=== WHAT YOU WILL DO ===
Find and copy lines holding "text".

- - -

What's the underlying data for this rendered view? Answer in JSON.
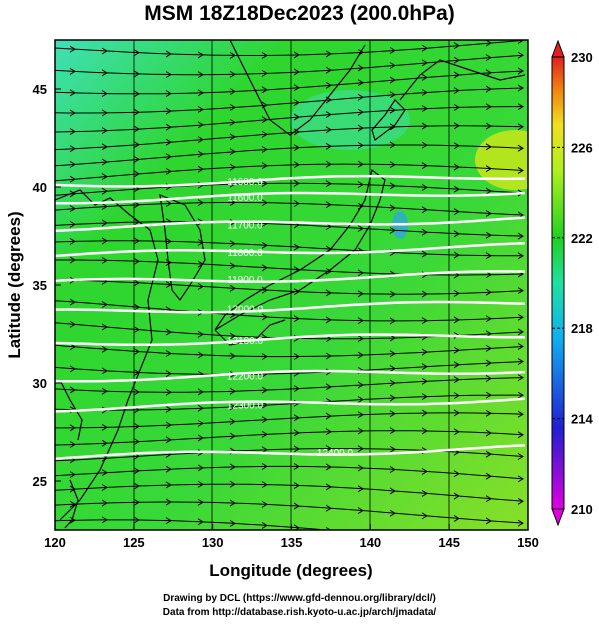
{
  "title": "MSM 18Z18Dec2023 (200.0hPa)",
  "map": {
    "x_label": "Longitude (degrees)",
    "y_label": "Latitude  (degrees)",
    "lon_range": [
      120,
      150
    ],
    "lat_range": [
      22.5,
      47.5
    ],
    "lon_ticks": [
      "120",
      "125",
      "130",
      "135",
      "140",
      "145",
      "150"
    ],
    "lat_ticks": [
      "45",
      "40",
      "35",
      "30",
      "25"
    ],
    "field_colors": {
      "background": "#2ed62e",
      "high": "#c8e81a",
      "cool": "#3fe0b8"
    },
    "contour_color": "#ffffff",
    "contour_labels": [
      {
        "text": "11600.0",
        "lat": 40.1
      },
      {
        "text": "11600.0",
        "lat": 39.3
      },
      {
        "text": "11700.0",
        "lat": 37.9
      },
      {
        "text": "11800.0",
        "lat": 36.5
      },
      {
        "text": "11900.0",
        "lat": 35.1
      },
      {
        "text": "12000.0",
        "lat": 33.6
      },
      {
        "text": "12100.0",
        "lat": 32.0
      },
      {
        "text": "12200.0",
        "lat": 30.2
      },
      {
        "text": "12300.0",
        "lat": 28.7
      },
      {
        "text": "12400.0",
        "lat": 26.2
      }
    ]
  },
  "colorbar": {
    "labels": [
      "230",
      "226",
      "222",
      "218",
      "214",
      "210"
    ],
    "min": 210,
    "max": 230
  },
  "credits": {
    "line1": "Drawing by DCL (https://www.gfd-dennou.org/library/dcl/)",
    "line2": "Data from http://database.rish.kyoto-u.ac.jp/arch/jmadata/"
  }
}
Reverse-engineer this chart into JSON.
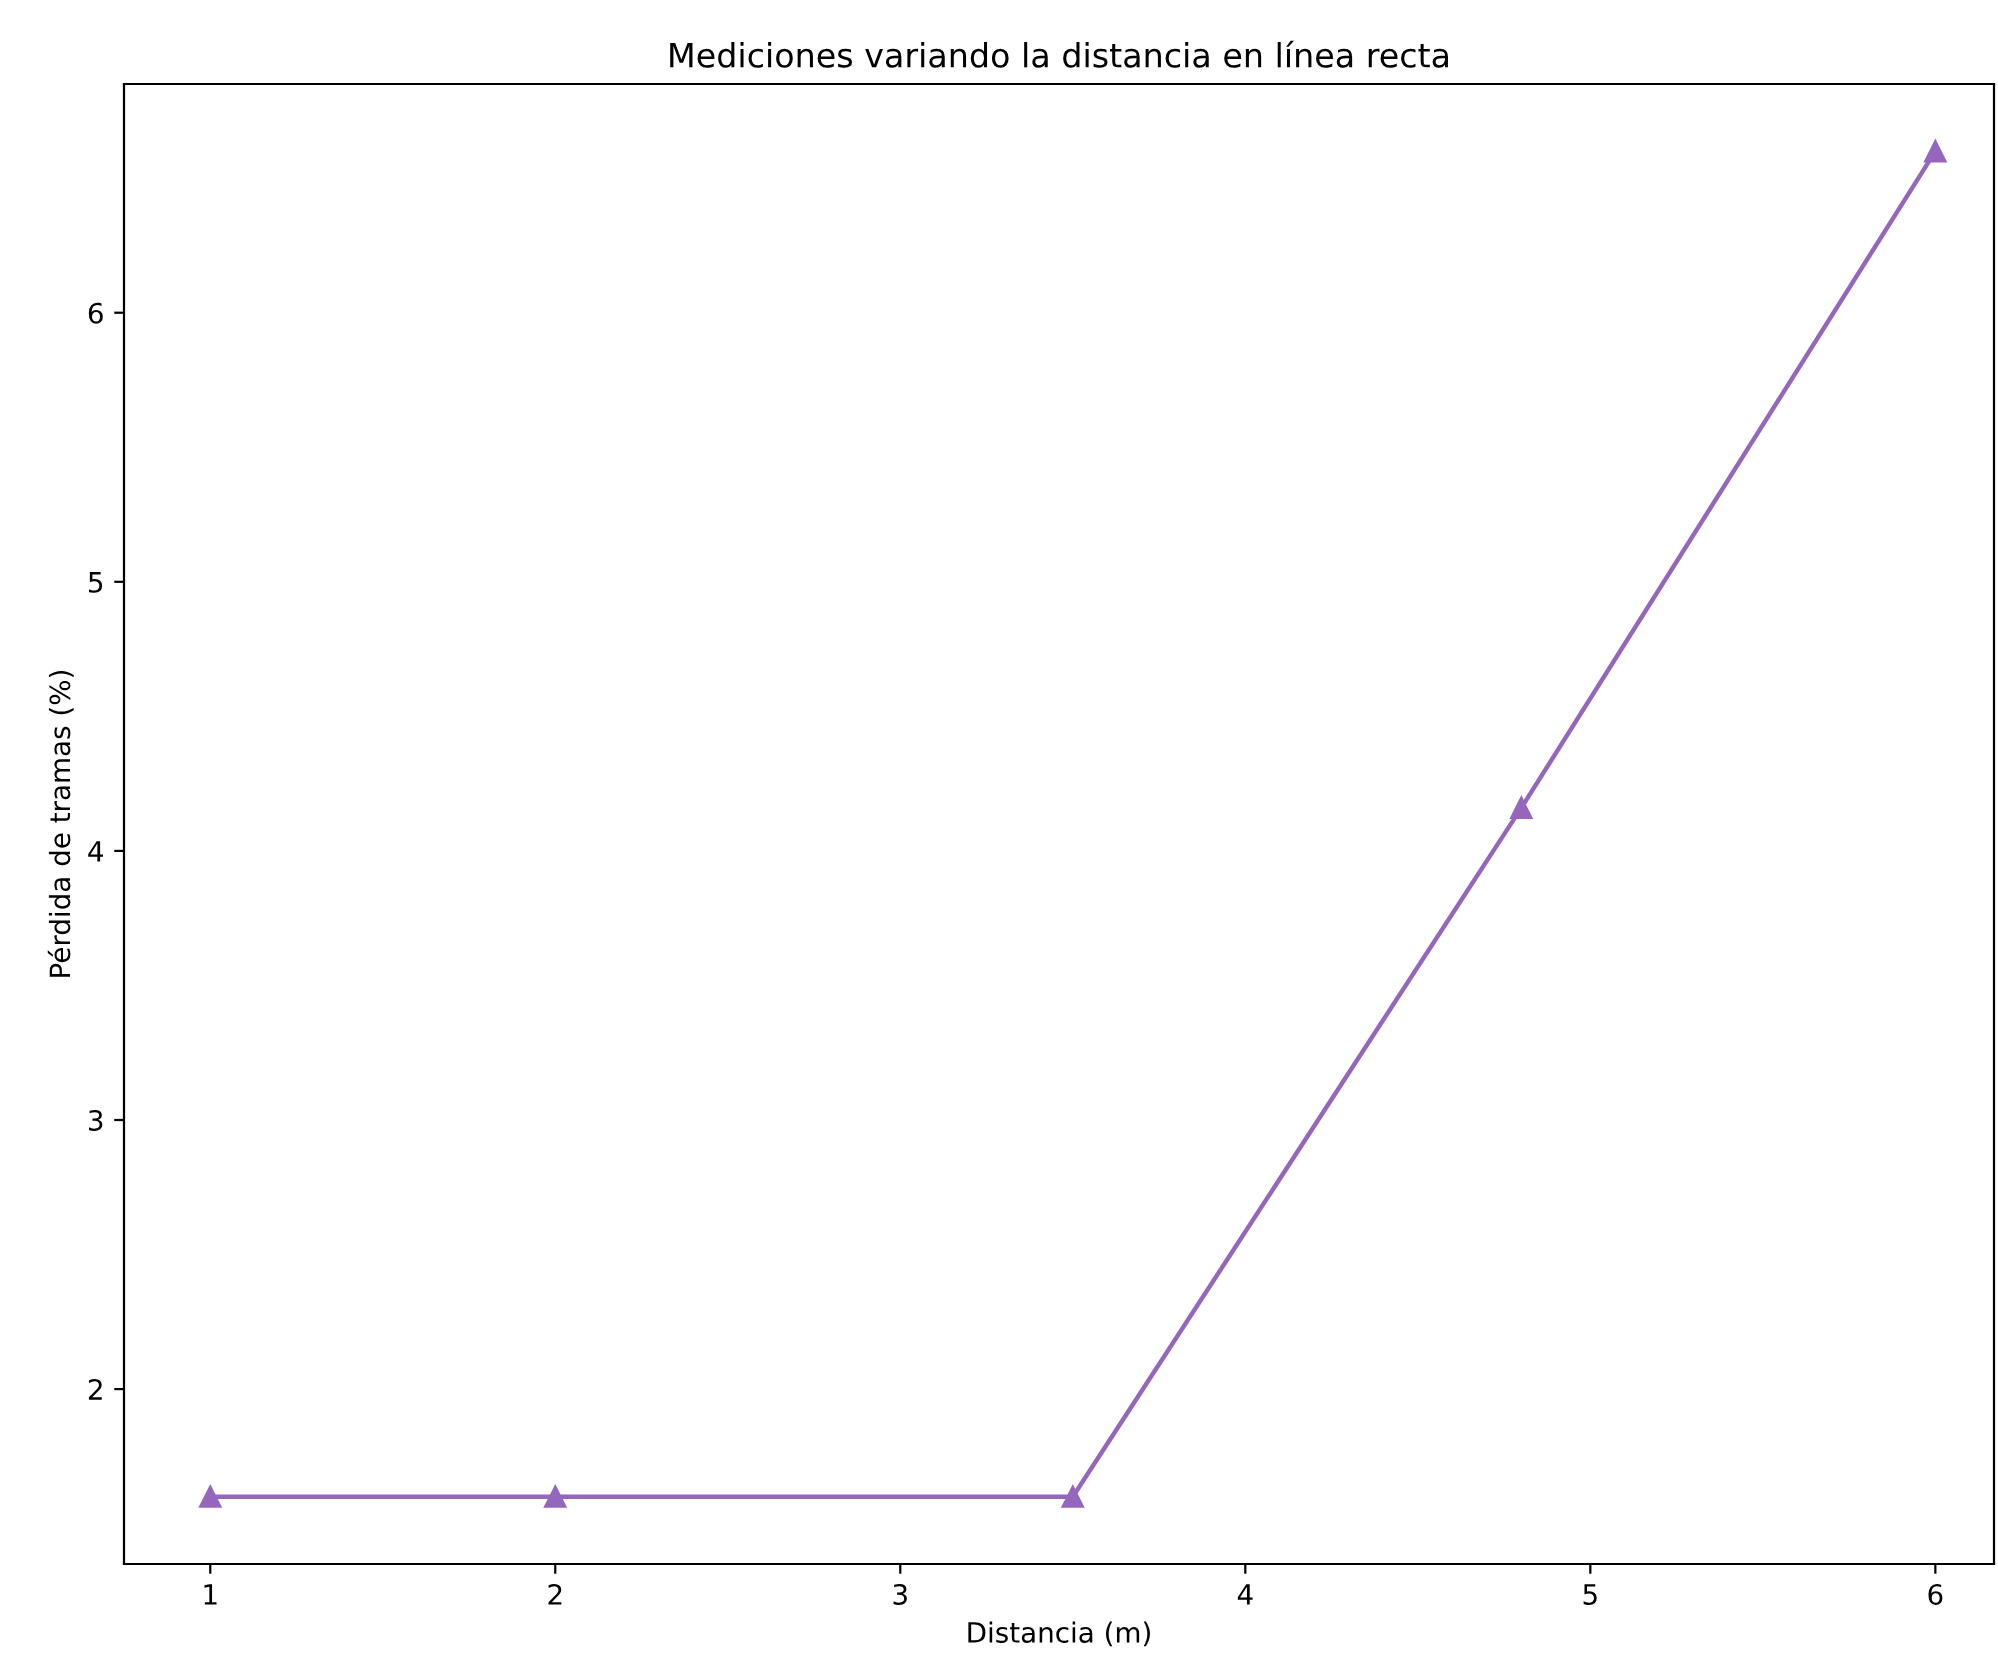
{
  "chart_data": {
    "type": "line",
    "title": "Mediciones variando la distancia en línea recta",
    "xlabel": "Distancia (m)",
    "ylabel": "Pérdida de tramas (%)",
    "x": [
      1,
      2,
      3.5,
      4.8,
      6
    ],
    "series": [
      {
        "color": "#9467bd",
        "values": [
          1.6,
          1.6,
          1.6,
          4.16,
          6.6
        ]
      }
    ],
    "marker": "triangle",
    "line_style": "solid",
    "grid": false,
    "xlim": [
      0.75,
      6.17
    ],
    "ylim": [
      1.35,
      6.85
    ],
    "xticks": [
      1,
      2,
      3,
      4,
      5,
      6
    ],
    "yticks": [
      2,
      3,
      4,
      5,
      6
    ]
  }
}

- - -

=== RESULT FOR THIS EXERCISE ===
        "text": "11600.0",
        "text": "11600.0",
        "text": "11700.0",
        "text": "11800.0",
        "text": "11900.0",
        "text": "12000.0",
        "text": "12100.0",
        "text": "12200.0",
        "text": "12300.0",
        "text": "12400.0",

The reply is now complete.